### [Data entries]
::::

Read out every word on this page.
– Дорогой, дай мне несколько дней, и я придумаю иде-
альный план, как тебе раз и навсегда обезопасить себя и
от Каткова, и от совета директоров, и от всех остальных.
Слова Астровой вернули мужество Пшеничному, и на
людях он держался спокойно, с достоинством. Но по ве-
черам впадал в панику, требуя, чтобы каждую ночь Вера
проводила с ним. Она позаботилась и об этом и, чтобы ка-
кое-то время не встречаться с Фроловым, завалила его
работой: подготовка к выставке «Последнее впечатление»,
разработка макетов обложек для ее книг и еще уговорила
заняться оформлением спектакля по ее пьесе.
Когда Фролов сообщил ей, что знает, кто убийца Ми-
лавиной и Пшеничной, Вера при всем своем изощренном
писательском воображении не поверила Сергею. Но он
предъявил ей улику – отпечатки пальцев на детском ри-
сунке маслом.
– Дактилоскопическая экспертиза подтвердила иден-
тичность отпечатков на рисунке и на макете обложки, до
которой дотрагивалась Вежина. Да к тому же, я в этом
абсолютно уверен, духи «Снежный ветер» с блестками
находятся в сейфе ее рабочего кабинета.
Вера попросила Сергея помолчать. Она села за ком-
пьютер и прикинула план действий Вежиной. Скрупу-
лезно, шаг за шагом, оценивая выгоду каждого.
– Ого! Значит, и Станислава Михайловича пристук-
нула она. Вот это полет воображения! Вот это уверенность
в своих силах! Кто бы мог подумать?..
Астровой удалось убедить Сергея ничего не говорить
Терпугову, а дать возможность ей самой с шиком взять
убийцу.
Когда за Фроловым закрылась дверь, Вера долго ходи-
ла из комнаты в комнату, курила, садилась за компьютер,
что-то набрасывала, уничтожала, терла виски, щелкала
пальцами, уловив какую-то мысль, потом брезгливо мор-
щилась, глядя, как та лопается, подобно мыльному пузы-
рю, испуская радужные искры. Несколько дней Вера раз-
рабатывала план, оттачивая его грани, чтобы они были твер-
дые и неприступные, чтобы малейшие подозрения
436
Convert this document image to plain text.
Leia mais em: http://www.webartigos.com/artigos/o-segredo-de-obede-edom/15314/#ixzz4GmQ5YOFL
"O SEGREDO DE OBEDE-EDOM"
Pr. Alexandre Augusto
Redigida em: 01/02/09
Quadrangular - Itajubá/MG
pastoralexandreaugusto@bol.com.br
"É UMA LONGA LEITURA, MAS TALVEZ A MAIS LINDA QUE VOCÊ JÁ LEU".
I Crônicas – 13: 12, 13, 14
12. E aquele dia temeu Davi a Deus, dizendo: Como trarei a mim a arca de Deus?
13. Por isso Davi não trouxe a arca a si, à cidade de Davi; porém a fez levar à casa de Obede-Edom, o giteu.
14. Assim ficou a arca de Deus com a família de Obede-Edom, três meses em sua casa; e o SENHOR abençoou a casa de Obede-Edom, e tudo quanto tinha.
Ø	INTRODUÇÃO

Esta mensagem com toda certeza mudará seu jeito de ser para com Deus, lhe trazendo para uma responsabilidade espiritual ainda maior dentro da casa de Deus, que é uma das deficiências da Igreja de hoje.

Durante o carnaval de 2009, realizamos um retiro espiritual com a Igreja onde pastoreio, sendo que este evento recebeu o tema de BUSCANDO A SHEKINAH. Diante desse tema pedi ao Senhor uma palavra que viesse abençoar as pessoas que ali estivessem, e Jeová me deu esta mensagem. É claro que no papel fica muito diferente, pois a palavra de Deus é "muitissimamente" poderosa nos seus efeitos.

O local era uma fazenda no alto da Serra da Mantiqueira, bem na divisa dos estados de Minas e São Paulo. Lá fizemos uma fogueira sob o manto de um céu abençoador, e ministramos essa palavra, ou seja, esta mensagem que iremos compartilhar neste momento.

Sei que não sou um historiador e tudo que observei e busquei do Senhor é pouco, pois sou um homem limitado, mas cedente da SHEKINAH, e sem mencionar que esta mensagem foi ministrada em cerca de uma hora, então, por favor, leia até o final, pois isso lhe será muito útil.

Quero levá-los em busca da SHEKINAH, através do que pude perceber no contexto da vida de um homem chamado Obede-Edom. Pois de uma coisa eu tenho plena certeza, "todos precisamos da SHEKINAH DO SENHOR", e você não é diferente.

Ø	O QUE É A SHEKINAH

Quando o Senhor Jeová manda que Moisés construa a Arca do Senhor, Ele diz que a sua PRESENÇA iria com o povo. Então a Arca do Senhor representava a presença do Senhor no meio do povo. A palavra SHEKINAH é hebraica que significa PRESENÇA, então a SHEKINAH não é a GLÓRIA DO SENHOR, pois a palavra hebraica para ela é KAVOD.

::::

### [WHAT THIS TASK INVOLVES]
Copy the material above, line for line.

### [CORRECT RESULT]
Read out every word on this page.
– Дорогой, дай мне несколько дней, и я придумаю иде-
альный план, как тебе раз и навсегда обезопасить себя и
от Каткова, и от совета директоров, и от всех остальных.
Слова Астровой вернули мужество Пшеничному, и на
людях он держался спокойно, с достоинством. Но по ве-
черам впадал в панику, требуя, чтобы каждую ночь Вера
проводила с ним. Она позаботилась и об этом и, чтобы ка-
кое-то время не встречаться с Фроловым, завалила его
работой: подготовка к выставке «Последнее впечатление»,
разработка макетов обложек для ее книг и еще уговорила
заняться оформлением спектакля по ее пьесе.
Когда Фролов сообщил ей, что знает, кто убийца Ми-
лавиной и Пшеничной, Вера при всем своем изощренном
писательском воображении не поверила Сергею. Но он
предъявил ей улику – отпечатки пальцев на детском ри-
сунке маслом.
– Дактилоскопическая экспертиза подтвердила иден-
тичность отпечатков на рисунке и на макете обложки, до
которой дотрагивалась Вежина. Да к тому же, я в этом
абсолютно уверен, духи «Снежный ветер» с блестками
находятся в сейфе ее рабочего кабинета.
Вера попросила Сергея помолчать. Она села за ком-
пьютер и прикинула план действий Вежиной. Скрупу-
лезно, шаг за шагом, оценивая выгоду каждого.
– Ого! Значит, и Станислава Михайловича пристук-
нула она. Вот это полет воображения! Вот это уверенность
в своих силах! Кто бы мог подумать?..
Астровой удалось убедить Сергея ничего не говорить
Терпугову, а дать возможность ей самой с шиком взять
убийцу.
Когда за Фроловым закрылась дверь, Вера долго ходи-
ла из комнаты в комнату, курила, садилась за компьютер,
что-то набрасывала, уничтожала, терла виски, щелкала
пальцами, уловив какую-то мысль, потом брезгливо мор-
щилась, глядя, как та лопается, подобно мыльному пузы-
рю, испуская радужные искры. Несколько дней Вера раз-
рабатывала план, оттачивая его грани, чтобы они были твер-
дые и неприступные, чтобы малейшие подозрения
436
Convert this document image to plain text.
Leia mais em: http://www.webartigos.com/artigos/o-segredo-de-obede-edom/15314/#ixzz4GmQ5YOFL
"O SEGREDO DE OBEDE-EDOM"
Pr. Alexandre Augusto
Redigida em: 01/02/09
Quadrangular - Itajubá/MG
pastoralexandreaugusto@bol.com.br
"É UMA LONGA LEITURA, MAS TALVEZ A MAIS LINDA QUE VOCÊ JÁ LEU".
I Crônicas – 13: 12, 13, 14
12. E aquele dia temeu Davi a Deus, dizendo: Como trarei a mim a arca de Deus?
13. Por isso Davi não trouxe a arca a si, à cidade de Davi; porém a fez levar à casa de Obede-Edom, o giteu.
14. Assim ficou a arca de Deus com a família de Obede-Edom, três meses em sua casa; e o SENHOR abençoou a casa de Obede-Edom, e tudo quanto tinha.
Ø	INTRODUÇÃO

Esta mensagem com toda certeza mudará seu jeito de ser para com Deus, lhe trazendo para uma responsabilidade espiritual ainda maior dentro da casa de Deus, que é uma das deficiências da Igreja de hoje.

Durante o carnaval de 2009, realizamos um retiro espiritual com a Igreja onde pastoreio, sendo que este evento recebeu o tema de BUSCANDO A SHEKINAH. Diante desse tema pedi ao Senhor uma palavra que viesse abençoar as pessoas que ali estivessem, e Jeová me deu esta mensagem. É claro que no papel fica muito diferente, pois a palavra de Deus é "muitissimamente" poderosa nos seus efeitos.

O local era uma fazenda no alto da Serra da Mantiqueira, bem na divisa dos estados de Minas e São Paulo. Lá fizemos uma fogueira sob o manto de um céu abençoador, e ministramos essa palavra, ou seja, esta mensagem que iremos compartilhar neste momento.

Sei que não sou um historiador e tudo que observei e busquei do Senhor é pouco, pois sou um homem limitado, mas cedente da SHEKINAH, e sem mencionar que esta mensagem foi ministrada em cerca de uma hora, então, por favor, leia até o final, pois isso lhe será muito útil.

Quero levá-los em busca da SHEKINAH, através do que pude perceber no contexto da vida de um homem chamado Obede-Edom. Pois de uma coisa eu tenho plena certeza, "todos precisamos da SHEKINAH DO SENHOR", e você não é diferente.

Ø	O QUE É A SHEKINAH

Quando o Senhor Jeová manda que Moisés construa a Arca do Senhor, Ele diz que a sua PRESENÇA iria com o povo. Então a Arca do Senhor representava a presença do Senhor no meio do povo. A palavra SHEKINAH é hebraica que significa PRESENÇA, então a SHEKINAH não é a GLÓRIA DO SENHOR, pois a palavra hebraica para ela é KAVOD.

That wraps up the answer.